-------- Data section --------
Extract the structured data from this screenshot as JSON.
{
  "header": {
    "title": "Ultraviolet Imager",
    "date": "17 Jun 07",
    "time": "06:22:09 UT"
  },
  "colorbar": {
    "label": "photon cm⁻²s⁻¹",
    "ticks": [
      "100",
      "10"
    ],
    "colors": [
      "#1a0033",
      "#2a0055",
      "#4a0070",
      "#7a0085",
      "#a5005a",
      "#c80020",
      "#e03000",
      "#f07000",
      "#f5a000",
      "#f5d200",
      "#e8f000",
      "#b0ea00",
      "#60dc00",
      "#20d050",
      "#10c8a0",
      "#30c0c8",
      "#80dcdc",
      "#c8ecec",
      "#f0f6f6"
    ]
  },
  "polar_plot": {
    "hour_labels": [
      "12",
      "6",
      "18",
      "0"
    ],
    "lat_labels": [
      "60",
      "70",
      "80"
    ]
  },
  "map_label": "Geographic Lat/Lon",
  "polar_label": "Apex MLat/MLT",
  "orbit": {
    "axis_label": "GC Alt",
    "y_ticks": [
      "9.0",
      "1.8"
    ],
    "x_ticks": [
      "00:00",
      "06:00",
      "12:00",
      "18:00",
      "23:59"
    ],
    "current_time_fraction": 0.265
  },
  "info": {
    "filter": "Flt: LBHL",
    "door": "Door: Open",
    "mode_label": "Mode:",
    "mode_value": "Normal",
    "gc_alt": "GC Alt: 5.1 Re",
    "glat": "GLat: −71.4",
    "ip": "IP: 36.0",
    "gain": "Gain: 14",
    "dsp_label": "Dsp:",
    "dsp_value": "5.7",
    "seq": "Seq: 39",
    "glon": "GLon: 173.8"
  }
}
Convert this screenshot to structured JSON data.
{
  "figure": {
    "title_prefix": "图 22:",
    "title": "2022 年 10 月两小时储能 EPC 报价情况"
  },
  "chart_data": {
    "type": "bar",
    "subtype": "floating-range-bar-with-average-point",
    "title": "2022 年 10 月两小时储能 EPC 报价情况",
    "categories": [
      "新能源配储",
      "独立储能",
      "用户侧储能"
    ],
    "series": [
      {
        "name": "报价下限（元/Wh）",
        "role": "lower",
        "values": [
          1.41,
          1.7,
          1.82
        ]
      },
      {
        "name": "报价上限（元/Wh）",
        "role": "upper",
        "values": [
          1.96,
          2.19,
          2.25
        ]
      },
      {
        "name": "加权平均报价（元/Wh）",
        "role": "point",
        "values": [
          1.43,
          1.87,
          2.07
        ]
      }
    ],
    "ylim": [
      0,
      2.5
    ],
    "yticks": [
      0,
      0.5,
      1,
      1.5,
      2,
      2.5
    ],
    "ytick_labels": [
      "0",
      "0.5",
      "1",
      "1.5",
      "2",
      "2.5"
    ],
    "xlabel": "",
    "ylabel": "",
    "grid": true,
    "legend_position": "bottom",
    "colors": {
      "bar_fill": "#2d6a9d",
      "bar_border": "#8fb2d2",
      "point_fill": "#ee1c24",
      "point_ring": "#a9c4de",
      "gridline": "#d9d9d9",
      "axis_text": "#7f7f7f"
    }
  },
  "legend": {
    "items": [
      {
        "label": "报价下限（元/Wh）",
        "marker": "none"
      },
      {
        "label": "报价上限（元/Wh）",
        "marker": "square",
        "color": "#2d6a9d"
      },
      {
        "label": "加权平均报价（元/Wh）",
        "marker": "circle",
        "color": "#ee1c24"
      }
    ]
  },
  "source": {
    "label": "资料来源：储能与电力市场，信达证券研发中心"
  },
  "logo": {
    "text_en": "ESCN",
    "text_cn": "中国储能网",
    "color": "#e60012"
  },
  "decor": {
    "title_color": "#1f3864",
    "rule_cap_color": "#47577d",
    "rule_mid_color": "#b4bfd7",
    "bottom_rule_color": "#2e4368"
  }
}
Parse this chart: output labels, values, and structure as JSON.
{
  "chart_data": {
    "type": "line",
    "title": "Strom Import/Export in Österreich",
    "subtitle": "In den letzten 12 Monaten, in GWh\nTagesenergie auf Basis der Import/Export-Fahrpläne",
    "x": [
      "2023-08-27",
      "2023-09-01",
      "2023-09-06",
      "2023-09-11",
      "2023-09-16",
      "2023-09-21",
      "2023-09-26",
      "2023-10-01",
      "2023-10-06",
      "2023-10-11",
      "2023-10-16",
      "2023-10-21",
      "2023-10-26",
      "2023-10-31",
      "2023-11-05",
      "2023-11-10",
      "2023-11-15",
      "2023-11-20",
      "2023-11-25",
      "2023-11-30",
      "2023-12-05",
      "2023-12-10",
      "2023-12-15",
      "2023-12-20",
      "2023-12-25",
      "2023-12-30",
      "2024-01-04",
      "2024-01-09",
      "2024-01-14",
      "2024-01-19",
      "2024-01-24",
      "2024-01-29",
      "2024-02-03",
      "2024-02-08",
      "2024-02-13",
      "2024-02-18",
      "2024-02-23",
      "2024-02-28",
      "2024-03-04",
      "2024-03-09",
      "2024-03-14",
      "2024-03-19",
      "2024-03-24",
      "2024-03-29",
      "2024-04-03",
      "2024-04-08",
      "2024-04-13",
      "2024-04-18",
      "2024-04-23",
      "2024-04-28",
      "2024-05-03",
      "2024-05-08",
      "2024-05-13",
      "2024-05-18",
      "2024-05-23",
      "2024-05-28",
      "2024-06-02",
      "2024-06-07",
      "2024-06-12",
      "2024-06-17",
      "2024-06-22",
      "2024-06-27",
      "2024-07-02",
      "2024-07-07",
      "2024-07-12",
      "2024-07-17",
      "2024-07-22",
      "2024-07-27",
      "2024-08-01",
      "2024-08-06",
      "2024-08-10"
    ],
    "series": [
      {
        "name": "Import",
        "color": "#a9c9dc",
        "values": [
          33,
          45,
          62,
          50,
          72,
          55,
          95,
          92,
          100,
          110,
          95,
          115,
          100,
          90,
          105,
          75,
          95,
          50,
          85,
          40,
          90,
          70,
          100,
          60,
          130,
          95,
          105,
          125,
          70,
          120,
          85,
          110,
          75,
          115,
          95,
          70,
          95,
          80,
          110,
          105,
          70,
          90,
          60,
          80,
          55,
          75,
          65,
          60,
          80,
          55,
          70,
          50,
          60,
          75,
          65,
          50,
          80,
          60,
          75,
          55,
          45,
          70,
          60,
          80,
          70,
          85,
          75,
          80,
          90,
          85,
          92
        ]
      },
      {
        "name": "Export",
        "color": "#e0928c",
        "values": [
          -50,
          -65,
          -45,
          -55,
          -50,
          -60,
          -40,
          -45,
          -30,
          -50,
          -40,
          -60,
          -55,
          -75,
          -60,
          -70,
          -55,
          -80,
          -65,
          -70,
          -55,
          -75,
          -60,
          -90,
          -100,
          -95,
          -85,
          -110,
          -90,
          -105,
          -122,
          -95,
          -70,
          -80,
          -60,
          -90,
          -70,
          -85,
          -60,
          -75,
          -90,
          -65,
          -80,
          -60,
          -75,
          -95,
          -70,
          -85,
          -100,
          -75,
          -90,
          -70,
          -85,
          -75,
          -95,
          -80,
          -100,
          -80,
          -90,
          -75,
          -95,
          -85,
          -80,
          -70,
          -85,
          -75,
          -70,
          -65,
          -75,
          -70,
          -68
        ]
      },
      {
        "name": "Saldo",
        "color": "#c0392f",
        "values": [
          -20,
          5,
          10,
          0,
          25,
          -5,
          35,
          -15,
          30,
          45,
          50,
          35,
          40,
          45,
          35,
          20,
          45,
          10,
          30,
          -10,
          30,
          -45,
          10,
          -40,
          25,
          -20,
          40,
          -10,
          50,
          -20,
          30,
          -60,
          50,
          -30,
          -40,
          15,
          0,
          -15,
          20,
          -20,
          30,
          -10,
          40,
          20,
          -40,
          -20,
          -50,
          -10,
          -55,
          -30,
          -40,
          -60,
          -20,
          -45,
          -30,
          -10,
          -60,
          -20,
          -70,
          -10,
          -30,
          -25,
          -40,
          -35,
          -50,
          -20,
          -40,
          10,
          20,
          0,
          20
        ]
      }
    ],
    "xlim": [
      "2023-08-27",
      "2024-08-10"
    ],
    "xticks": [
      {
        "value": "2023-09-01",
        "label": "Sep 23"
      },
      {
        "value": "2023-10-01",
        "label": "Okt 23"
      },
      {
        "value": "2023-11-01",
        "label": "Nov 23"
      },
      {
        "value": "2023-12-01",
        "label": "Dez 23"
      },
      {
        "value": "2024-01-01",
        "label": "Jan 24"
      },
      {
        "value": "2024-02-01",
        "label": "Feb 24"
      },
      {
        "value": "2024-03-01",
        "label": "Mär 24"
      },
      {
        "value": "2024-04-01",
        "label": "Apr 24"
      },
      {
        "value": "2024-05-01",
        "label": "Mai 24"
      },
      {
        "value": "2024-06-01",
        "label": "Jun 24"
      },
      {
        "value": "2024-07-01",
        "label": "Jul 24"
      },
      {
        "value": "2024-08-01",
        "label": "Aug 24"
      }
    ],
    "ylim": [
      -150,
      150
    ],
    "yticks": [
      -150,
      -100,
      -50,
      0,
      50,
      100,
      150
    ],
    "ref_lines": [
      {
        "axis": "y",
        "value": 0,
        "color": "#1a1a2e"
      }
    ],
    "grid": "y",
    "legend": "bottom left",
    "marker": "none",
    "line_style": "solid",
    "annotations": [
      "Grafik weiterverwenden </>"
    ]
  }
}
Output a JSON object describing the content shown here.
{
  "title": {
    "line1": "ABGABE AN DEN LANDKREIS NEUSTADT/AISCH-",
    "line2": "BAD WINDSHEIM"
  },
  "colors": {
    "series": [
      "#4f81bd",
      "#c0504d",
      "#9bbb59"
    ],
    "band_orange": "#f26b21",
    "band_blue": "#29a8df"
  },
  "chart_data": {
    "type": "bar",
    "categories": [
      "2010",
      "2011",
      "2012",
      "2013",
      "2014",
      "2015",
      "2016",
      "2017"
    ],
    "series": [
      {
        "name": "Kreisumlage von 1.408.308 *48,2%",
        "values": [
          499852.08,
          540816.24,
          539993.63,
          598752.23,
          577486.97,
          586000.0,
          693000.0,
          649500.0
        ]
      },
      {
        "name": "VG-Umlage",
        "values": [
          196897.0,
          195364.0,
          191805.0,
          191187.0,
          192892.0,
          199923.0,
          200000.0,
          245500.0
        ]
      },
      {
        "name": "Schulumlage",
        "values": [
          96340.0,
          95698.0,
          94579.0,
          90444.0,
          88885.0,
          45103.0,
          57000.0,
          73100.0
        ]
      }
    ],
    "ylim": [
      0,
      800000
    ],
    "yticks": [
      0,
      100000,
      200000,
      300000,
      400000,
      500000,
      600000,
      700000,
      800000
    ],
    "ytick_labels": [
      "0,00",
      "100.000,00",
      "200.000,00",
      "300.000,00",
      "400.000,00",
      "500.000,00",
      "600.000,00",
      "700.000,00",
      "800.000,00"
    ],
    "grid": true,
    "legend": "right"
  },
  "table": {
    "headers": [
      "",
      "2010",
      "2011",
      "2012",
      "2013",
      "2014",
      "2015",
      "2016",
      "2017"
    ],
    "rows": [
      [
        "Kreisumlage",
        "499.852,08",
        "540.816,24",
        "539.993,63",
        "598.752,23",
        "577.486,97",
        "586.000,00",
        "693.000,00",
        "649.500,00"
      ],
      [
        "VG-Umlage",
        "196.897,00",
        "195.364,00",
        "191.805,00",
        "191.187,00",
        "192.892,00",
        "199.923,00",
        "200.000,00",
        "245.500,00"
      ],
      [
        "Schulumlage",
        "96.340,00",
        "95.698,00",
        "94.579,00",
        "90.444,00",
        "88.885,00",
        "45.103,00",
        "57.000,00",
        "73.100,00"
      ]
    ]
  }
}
--------
Tally every line of the listing that holds the string "Import", then give the number by itself.

3